**** Records supplied ****

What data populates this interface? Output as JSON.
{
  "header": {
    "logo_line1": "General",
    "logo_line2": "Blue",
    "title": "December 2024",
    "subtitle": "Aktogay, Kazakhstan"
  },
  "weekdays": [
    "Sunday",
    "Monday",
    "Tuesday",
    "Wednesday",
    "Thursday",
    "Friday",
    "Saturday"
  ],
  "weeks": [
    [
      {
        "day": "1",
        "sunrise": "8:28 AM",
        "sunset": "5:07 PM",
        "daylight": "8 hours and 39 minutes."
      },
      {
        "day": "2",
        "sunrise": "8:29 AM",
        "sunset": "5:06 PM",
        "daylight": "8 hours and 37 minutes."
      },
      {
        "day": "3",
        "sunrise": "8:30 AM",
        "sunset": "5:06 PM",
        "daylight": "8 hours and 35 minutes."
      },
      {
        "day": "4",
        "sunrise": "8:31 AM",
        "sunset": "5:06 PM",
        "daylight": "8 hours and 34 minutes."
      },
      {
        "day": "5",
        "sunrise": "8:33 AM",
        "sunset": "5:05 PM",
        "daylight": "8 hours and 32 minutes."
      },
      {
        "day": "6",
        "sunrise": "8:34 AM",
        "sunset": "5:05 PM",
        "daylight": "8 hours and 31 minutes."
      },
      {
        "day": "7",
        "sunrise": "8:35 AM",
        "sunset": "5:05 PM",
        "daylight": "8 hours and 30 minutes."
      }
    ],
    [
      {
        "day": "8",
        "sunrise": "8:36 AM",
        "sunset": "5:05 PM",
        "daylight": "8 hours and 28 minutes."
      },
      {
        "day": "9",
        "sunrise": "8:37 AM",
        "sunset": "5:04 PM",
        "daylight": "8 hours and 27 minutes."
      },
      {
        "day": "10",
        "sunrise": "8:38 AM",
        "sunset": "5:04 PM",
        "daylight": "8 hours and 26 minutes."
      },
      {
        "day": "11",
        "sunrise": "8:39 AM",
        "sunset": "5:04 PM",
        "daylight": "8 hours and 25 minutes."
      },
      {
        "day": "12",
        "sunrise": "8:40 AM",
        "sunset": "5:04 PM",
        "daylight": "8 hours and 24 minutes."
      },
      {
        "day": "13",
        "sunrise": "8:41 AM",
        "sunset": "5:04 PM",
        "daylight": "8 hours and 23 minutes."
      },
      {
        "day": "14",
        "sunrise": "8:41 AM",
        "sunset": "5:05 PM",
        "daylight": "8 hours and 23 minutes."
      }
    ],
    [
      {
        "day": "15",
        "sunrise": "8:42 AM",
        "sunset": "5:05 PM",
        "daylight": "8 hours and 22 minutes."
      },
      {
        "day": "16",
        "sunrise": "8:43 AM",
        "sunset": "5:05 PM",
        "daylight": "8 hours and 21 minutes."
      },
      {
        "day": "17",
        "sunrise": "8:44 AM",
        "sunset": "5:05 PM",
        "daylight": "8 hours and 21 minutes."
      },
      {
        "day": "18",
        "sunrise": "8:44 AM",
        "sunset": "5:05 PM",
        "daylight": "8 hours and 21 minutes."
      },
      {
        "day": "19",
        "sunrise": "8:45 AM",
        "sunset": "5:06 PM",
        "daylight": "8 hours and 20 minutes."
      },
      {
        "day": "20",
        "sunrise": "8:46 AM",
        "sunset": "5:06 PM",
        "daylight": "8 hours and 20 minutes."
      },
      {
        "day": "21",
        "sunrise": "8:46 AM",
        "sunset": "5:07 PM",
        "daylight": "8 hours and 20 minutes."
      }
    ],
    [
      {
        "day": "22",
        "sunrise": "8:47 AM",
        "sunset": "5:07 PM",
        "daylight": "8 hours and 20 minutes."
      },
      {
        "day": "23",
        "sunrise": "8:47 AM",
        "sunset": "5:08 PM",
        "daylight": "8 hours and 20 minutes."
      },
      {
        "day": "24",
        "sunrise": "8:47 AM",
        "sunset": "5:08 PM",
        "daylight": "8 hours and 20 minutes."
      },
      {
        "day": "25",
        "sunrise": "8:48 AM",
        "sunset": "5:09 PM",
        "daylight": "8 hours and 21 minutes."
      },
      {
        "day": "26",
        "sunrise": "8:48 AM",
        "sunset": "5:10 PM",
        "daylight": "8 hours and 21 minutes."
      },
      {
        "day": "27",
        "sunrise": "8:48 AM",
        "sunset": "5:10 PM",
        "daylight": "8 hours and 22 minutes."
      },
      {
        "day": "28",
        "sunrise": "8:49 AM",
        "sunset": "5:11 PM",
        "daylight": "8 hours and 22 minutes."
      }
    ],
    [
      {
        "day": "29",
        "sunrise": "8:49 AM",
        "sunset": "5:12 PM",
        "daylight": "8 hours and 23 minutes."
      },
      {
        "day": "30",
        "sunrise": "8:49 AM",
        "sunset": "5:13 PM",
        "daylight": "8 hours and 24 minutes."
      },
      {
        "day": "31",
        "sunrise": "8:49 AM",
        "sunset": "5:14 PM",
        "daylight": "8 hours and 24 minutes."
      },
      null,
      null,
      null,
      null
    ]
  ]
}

****
**** Records supplied ****

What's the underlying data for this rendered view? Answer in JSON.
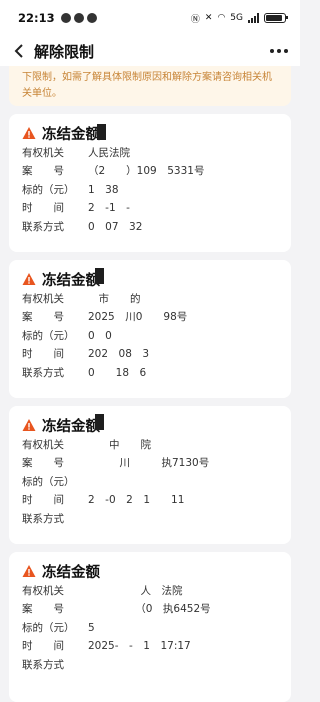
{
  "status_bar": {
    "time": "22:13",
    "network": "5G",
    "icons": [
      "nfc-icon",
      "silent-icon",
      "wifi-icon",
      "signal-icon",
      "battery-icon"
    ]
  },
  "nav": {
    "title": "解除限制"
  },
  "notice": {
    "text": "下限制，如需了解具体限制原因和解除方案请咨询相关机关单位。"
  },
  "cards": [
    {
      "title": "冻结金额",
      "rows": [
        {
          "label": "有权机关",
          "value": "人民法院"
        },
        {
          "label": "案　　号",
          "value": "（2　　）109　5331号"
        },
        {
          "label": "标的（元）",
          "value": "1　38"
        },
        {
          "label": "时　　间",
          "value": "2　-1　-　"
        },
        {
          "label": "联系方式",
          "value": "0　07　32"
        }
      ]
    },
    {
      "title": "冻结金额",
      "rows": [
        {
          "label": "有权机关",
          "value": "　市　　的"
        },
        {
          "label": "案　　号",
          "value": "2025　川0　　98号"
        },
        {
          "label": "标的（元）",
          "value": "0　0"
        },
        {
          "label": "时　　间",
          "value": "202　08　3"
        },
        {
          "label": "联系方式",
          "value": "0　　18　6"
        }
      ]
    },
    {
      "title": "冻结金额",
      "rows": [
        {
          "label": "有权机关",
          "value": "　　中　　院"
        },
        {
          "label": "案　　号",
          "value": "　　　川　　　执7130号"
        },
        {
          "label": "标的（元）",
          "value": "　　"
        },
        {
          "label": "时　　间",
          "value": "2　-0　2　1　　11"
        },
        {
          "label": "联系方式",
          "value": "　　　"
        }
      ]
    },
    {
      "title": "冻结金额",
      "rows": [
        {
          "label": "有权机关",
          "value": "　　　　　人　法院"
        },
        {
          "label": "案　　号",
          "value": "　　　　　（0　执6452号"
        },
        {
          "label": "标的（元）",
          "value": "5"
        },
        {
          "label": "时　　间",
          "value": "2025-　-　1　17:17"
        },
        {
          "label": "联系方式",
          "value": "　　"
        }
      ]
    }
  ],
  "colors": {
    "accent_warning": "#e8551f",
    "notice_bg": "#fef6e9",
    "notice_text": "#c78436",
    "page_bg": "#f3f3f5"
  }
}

****

*Written task*: Select every line of the records holding the string "JSON".

*The response*:
What data populates this interface? Output as JSON.
What's the underlying data for this rendered view? Answer in JSON.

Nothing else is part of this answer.